▸ **Stored items from a collection**:
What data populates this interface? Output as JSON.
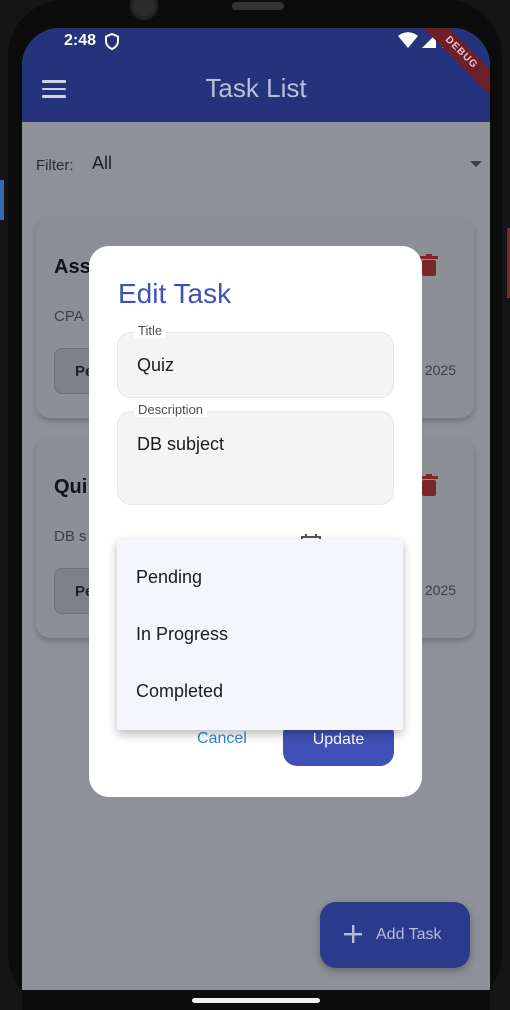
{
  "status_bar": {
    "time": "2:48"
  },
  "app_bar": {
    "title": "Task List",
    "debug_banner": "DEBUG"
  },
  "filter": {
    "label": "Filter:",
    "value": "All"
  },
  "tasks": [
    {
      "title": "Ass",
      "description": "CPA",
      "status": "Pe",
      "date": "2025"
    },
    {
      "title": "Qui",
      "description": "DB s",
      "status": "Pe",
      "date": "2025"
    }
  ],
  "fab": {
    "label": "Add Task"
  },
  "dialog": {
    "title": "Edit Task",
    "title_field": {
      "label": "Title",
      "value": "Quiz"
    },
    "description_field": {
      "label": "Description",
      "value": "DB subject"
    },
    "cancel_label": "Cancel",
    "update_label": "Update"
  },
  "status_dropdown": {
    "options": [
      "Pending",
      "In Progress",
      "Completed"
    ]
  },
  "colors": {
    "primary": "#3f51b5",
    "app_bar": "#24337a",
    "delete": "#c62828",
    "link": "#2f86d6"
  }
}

...

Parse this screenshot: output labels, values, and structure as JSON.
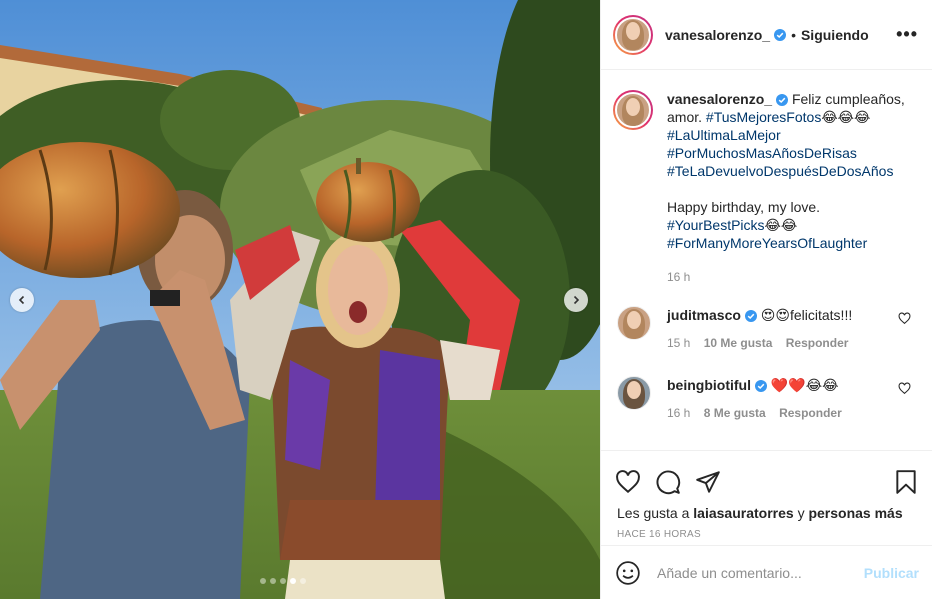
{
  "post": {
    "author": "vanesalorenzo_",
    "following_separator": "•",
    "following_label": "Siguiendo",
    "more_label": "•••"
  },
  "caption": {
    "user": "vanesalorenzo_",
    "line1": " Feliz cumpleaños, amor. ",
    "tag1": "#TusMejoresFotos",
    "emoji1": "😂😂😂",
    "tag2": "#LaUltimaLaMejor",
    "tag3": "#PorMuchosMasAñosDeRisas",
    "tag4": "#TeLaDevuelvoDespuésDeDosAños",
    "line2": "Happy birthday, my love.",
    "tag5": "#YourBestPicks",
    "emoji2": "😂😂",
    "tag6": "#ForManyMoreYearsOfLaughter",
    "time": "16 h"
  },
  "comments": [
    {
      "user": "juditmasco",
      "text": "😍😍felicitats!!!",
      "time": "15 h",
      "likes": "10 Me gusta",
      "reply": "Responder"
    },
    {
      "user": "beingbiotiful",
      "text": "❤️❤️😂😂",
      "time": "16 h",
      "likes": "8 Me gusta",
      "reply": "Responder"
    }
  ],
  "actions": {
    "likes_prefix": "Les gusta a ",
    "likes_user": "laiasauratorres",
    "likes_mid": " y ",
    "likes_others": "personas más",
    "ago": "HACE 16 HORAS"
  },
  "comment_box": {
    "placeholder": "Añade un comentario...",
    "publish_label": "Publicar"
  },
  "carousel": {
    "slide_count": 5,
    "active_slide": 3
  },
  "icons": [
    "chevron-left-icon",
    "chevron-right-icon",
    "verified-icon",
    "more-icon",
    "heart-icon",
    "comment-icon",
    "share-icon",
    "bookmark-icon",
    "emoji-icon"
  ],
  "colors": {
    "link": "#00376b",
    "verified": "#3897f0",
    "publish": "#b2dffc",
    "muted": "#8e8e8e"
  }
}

--

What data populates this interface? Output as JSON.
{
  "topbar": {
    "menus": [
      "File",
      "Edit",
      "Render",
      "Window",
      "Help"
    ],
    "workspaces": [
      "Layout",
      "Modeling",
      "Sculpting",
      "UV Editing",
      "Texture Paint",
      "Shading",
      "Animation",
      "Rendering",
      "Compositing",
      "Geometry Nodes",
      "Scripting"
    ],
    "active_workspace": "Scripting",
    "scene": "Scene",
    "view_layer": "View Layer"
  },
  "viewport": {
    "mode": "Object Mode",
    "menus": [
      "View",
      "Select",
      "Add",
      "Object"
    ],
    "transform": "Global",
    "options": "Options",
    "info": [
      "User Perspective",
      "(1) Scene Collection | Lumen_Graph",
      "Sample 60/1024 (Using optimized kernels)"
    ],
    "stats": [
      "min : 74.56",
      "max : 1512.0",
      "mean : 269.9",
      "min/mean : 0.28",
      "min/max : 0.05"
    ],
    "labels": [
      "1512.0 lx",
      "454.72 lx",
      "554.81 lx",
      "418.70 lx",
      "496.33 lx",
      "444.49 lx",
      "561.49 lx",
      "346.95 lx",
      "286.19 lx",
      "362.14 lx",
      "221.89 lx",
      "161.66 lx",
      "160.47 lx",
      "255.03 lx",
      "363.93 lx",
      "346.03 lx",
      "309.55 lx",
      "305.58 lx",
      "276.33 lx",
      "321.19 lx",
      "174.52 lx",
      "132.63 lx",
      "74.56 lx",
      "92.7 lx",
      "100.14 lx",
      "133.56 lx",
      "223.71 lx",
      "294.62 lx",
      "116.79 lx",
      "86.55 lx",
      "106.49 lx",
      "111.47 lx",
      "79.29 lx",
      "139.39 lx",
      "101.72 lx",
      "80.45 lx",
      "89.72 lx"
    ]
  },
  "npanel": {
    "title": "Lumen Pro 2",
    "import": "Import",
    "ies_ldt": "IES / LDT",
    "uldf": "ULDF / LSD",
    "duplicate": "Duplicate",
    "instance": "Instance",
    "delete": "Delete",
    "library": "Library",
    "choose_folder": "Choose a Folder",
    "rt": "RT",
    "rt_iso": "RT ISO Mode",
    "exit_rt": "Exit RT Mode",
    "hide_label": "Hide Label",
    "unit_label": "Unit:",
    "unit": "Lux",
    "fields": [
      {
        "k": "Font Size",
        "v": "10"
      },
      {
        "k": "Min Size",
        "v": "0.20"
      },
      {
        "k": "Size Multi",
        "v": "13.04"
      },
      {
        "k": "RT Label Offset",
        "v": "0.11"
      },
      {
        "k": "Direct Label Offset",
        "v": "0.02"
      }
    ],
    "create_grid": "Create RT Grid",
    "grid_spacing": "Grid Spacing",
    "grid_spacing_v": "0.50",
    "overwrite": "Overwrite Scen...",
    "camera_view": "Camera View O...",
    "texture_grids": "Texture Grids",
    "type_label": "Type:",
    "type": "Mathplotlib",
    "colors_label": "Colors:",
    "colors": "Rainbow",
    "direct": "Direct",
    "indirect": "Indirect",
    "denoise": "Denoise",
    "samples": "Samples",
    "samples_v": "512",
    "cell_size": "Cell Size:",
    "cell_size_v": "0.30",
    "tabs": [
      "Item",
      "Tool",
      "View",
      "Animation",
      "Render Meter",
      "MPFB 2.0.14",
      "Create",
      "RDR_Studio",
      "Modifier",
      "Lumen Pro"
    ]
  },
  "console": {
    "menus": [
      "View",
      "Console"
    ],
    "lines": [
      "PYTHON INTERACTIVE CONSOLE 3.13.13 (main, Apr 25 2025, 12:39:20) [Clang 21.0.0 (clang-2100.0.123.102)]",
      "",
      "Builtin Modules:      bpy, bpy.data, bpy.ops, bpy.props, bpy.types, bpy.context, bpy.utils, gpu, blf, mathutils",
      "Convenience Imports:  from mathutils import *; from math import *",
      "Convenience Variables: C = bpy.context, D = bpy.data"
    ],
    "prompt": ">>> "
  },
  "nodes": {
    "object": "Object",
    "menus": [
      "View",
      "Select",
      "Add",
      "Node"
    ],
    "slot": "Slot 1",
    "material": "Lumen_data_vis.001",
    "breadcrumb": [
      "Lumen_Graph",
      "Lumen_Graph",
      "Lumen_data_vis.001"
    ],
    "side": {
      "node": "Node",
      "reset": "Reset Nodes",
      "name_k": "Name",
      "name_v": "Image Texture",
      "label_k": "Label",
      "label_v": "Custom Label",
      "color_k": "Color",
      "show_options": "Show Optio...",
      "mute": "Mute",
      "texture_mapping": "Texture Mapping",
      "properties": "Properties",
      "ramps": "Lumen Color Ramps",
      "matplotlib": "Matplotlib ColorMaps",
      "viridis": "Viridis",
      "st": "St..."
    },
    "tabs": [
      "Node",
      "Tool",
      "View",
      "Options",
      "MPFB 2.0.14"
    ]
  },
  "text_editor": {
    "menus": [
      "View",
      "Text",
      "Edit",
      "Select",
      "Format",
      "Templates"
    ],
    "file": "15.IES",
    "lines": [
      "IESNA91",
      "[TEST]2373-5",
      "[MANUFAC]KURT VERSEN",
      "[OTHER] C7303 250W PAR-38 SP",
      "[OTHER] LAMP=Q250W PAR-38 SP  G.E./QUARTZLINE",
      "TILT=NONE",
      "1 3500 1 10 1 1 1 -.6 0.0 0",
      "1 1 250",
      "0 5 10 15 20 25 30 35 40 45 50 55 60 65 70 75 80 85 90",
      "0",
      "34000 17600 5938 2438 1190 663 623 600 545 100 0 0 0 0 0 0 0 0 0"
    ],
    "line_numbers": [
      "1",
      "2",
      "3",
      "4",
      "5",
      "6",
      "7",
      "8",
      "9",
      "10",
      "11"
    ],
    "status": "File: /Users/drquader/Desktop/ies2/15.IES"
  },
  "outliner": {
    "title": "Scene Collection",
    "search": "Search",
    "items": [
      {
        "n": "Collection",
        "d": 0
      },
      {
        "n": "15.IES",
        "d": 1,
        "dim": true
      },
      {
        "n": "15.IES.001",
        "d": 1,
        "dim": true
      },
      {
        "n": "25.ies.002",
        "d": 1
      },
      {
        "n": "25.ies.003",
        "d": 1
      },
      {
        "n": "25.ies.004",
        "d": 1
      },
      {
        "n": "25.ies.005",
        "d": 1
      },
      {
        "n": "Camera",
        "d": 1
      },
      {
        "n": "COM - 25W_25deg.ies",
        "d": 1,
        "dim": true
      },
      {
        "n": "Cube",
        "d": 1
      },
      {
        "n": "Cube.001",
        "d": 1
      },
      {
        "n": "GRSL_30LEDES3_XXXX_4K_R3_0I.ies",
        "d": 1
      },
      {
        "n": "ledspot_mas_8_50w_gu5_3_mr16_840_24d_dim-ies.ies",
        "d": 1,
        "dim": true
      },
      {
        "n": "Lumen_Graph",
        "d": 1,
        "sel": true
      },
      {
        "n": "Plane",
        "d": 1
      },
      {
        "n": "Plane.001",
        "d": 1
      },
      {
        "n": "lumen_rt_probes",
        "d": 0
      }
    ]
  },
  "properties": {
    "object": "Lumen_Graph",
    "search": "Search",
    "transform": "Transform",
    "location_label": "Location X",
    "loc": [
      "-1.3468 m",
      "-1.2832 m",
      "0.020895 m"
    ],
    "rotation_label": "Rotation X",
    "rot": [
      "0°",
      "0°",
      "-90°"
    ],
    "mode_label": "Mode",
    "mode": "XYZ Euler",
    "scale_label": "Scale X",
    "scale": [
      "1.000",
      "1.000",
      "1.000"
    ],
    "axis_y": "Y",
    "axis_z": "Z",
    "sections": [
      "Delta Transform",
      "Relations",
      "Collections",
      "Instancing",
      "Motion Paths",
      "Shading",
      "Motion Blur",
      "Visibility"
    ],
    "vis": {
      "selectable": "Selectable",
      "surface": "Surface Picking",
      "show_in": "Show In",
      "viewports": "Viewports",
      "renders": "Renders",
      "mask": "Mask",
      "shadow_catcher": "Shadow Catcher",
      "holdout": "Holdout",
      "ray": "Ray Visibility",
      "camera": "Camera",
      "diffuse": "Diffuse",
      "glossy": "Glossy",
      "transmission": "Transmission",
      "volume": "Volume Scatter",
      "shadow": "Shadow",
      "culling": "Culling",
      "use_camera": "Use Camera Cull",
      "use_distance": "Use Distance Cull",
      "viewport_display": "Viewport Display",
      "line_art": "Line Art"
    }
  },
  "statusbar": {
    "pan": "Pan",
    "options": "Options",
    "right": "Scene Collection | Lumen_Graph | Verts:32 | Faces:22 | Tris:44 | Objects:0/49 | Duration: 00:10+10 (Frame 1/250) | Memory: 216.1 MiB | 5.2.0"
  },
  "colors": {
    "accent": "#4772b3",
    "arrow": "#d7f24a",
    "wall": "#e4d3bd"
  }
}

▸ **Written instruction**: Of the lines in the material, how many hold the word "chevron"? Reply with the number only.

▸ **Exercise response**: 2